» DATA RECORDS:
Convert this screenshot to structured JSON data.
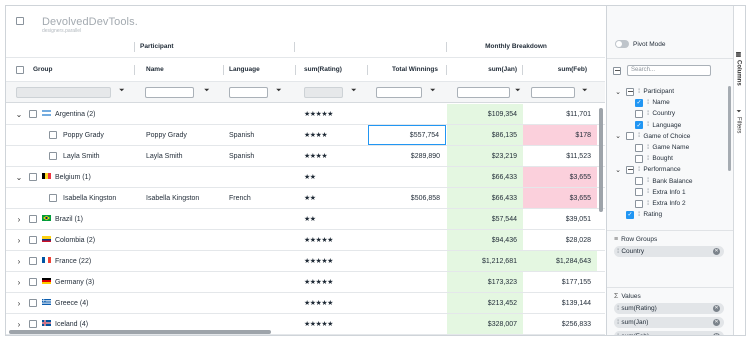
{
  "title_overlay": {
    "watermark": "DevolvedDevTools.",
    "watermark_sub": "designers.parallel"
  },
  "header_groups": {
    "participant": "Participant",
    "monthly": "Monthly Breakdown"
  },
  "columns": {
    "group": "Group",
    "name": "Name",
    "language": "Language",
    "rating": "sum(Rating)",
    "total": "Total Winnings",
    "jan": "sum(Jan)",
    "feb": "sum(Feb)"
  },
  "icons": {
    "filter": "filter-icon",
    "expand": "chevron-right-icon",
    "collapse": "chevron-down-icon"
  },
  "colors": {
    "accent": "#2196f3",
    "positive": "#e4f7e1",
    "negative": "#fbd0dc"
  },
  "rows": [
    {
      "type": "group",
      "expanded": true,
      "flag": "ar",
      "label": "Argentina (2)",
      "rating": "★★★★★",
      "total": "",
      "jan": "$109,354",
      "feb": "$11,701",
      "jan_color": "green",
      "feb_color": ""
    },
    {
      "type": "leaf",
      "group": "Poppy Grady",
      "name": "Poppy Grady",
      "language": "Spanish",
      "rating": "★★★★",
      "total": "$557,754",
      "jan": "$86,135",
      "feb": "$178",
      "jan_color": "green",
      "feb_color": "pink",
      "selected_total": true
    },
    {
      "type": "leaf",
      "group": "Layla Smith",
      "name": "Layla Smith",
      "language": "Spanish",
      "rating": "★★★★",
      "total": "$289,890",
      "jan": "$23,219",
      "feb": "$11,523",
      "jan_color": "green",
      "feb_color": ""
    },
    {
      "type": "group",
      "expanded": true,
      "flag": "be",
      "label": "Belgium (1)",
      "rating": "★★",
      "total": "",
      "jan": "$66,433",
      "feb": "$3,655",
      "jan_color": "green",
      "feb_color": "pink"
    },
    {
      "type": "leaf",
      "group": "Isabella Kingston",
      "name": "Isabella Kingston",
      "language": "French",
      "rating": "★★",
      "total": "$506,858",
      "jan": "$66,433",
      "feb": "$3,655",
      "jan_color": "green",
      "feb_color": "pink"
    },
    {
      "type": "group",
      "expanded": false,
      "flag": "br",
      "label": "Brazil (1)",
      "rating": "★★",
      "total": "",
      "jan": "$57,544",
      "feb": "$39,051",
      "jan_color": "green",
      "feb_color": ""
    },
    {
      "type": "group",
      "expanded": false,
      "flag": "co",
      "label": "Colombia (2)",
      "rating": "★★★★★",
      "total": "",
      "jan": "$94,436",
      "feb": "$28,028",
      "jan_color": "green",
      "feb_color": ""
    },
    {
      "type": "group",
      "expanded": false,
      "flag": "fr",
      "label": "France (22)",
      "rating": "★★★★★",
      "total": "",
      "jan": "$1,212,681",
      "feb": "$1,284,643",
      "jan_color": "green",
      "feb_color": "green"
    },
    {
      "type": "group",
      "expanded": false,
      "flag": "de",
      "label": "Germany (3)",
      "rating": "★★★★★",
      "total": "",
      "jan": "$173,323",
      "feb": "$177,155",
      "jan_color": "green",
      "feb_color": ""
    },
    {
      "type": "group",
      "expanded": false,
      "flag": "gr",
      "label": "Greece (4)",
      "rating": "★★★★★",
      "total": "",
      "jan": "$213,452",
      "feb": "$139,144",
      "jan_color": "green",
      "feb_color": ""
    },
    {
      "type": "group",
      "expanded": false,
      "flag": "is",
      "label": "Iceland (4)",
      "rating": "★★★★★",
      "total": "",
      "jan": "$328,007",
      "feb": "$256,833",
      "jan_color": "green",
      "feb_color": ""
    }
  ],
  "side": {
    "pivot_mode": "Pivot Mode",
    "search_placeholder": "Search...",
    "tree": [
      {
        "kind": "group",
        "label": "Participant",
        "state": "part"
      },
      {
        "kind": "item",
        "label": "Name",
        "state": "on"
      },
      {
        "kind": "item",
        "label": "Country",
        "state": "off"
      },
      {
        "kind": "item",
        "label": "Language",
        "state": "on"
      },
      {
        "kind": "group",
        "label": "Game of Choice",
        "state": "off"
      },
      {
        "kind": "item",
        "label": "Game Name",
        "state": "off"
      },
      {
        "kind": "item",
        "label": "Bought",
        "state": "off"
      },
      {
        "kind": "group",
        "label": "Performance",
        "state": "part"
      },
      {
        "kind": "item",
        "label": "Bank Balance",
        "state": "off"
      },
      {
        "kind": "item",
        "label": "Extra Info 1",
        "state": "off"
      },
      {
        "kind": "item",
        "label": "Extra Info 2",
        "state": "off"
      },
      {
        "kind": "root",
        "label": "Rating",
        "state": "on"
      }
    ],
    "row_groups_title": "Row Groups",
    "row_groups": [
      "Country"
    ],
    "values_title": "Values",
    "values": [
      "sum(Rating)",
      "sum(Jan)",
      "sum(Feb)"
    ],
    "tab_columns": "Columns",
    "tab_filters": "Filters"
  }
}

» DESCRIPTION OF THE TASK: Check each line of the entries above, and show every one holding the word "Extra".

» REPLY TO THE EXERCISE:
        "label": "Extra Info 1",
        "label": "Extra Info 2",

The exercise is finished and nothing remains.